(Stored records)
━━━━━━━━━━━━━━━━

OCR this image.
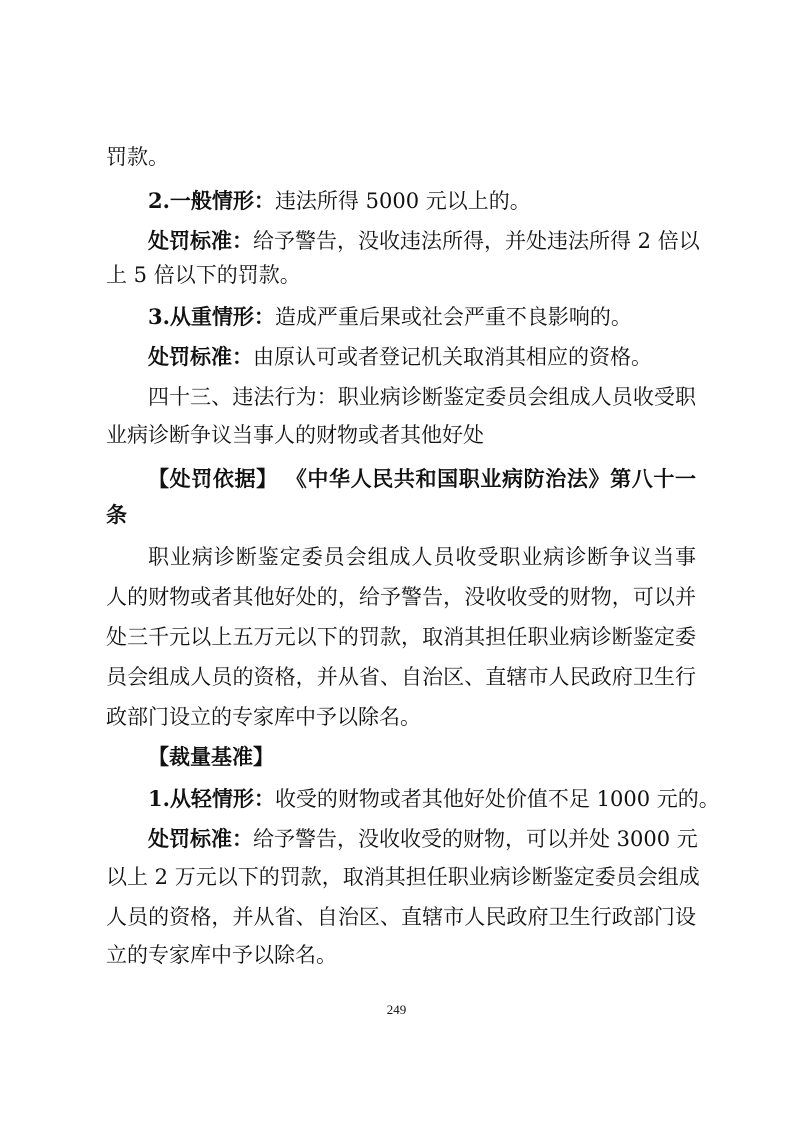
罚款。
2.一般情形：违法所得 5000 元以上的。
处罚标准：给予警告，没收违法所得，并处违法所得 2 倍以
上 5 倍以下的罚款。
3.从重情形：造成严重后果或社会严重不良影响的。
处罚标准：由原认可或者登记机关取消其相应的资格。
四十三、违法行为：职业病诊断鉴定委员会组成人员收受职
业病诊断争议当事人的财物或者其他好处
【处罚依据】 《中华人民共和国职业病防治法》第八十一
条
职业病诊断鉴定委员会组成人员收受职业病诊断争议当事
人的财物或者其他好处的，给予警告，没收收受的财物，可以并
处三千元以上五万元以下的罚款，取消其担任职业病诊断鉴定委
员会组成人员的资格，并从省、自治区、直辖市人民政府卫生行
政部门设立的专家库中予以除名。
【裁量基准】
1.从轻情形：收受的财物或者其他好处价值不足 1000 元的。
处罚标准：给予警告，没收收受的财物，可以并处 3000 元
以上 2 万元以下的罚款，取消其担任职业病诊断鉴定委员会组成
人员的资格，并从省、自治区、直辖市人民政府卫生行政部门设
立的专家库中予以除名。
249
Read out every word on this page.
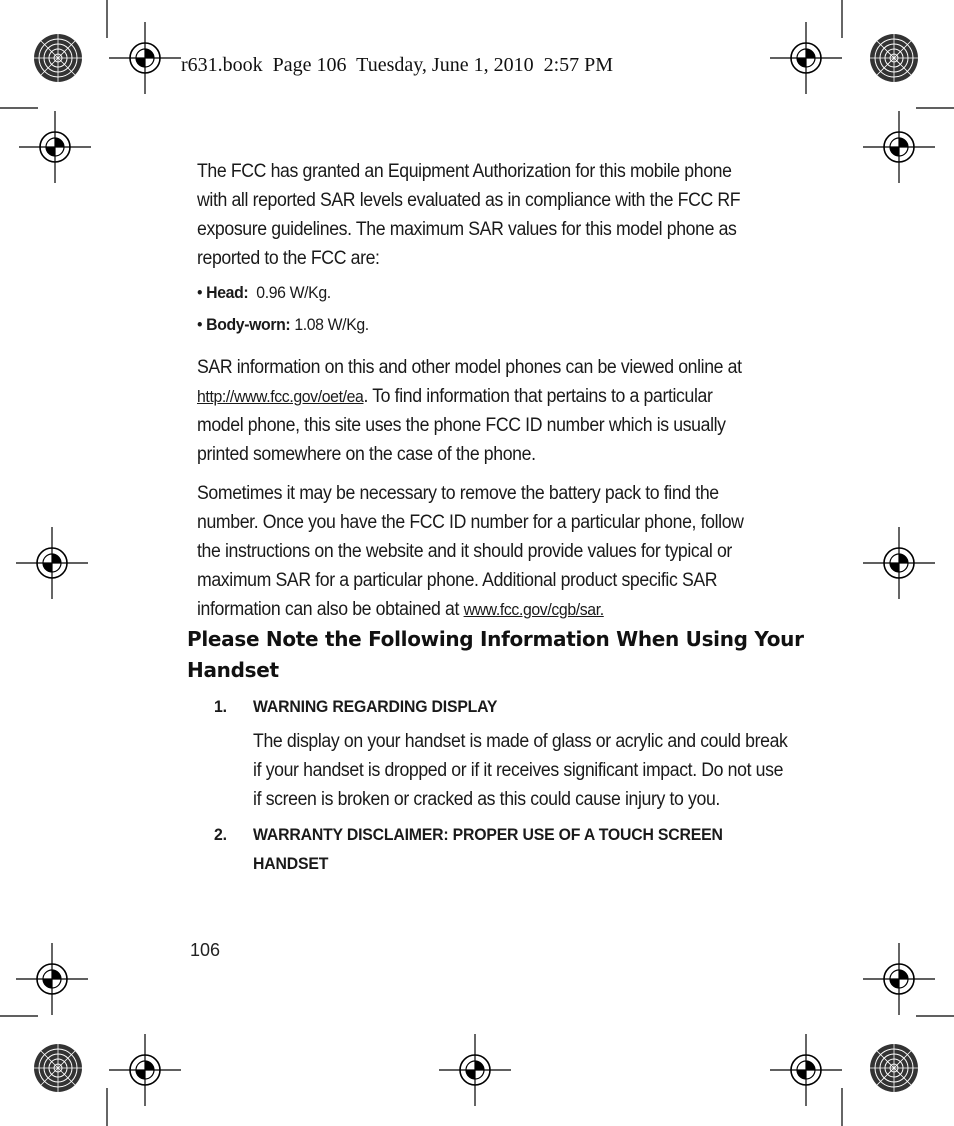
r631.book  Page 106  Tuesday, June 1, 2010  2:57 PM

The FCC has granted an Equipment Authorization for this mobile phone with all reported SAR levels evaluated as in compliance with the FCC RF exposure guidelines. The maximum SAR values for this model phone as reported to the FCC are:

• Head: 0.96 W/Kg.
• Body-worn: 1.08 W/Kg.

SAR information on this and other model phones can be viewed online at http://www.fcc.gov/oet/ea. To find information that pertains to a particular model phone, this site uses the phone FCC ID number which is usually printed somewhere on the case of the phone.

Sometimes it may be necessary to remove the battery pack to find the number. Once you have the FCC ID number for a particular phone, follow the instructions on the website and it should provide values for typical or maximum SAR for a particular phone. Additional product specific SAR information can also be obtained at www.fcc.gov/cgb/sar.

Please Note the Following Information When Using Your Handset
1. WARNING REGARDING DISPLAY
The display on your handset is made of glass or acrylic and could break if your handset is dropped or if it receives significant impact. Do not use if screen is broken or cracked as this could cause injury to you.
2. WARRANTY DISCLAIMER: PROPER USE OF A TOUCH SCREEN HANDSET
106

━━━━━━━━━━━━━━━━

### Given instruction
Without the pictures, restate all of the entries above verbatim.

### Answer in full
OCR this image.
罚款。
2.一般情形：违法所得 5000 元以上的。
处罚标准：给予警告，没收违法所得，并处违法所得 2 倍以
上 5 倍以下的罚款。
3.从重情形：造成严重后果或社会严重不良影响的。
处罚标准：由原认可或者登记机关取消其相应的资格。
四十三、违法行为：职业病诊断鉴定委员会组成人员收受职
业病诊断争议当事人的财物或者其他好处
【处罚依据】 《中华人民共和国职业病防治法》第八十一
条
职业病诊断鉴定委员会组成人员收受职业病诊断争议当事
人的财物或者其他好处的，给予警告，没收收受的财物，可以并
处三千元以上五万元以下的罚款，取消其担任职业病诊断鉴定委
员会组成人员的资格，并从省、自治区、直辖市人民政府卫生行
政部门设立的专家库中予以除名。
【裁量基准】
1.从轻情形：收受的财物或者其他好处价值不足 1000 元的。
处罚标准：给予警告，没收收受的财物，可以并处 3000 元
以上 2 万元以下的罚款，取消其担任职业病诊断鉴定委员会组成
人员的资格，并从省、自治区、直辖市人民政府卫生行政部门设
立的专家库中予以除名。
249
Read out every word on this page.
r631.book  Page 106  Tuesday, June 1, 2010  2:57 PM

The FCC has granted an Equipment Authorization for this mobile phone with all reported SAR levels evaluated as in compliance with the FCC RF exposure guidelines. The maximum SAR values for this model phone as reported to the FCC are:

• Head: 0.96 W/Kg.
• Body-worn: 1.08 W/Kg.

SAR information on this and other model phones can be viewed online at http://www.fcc.gov/oet/ea. To find information that pertains to a particular model phone, this site uses the phone FCC ID number which is usually printed somewhere on the case of the phone.

Sometimes it may be necessary to remove the battery pack to find the number. Once you have the FCC ID number for a particular phone, follow the instructions on the website and it should provide values for typical or maximum SAR for a particular phone. Additional product specific SAR information can also be obtained at www.fcc.gov/cgb/sar.

Please Note the Following Information When Using Your Handset
1. WARNING REGARDING DISPLAY
The display on your handset is made of glass or acrylic and could break if your handset is dropped or if it receives significant impact. Do not use if screen is broken or cracked as this could cause injury to you.
2. WARRANTY DISCLAIMER: PROPER USE OF A TOUCH SCREEN HANDSET
106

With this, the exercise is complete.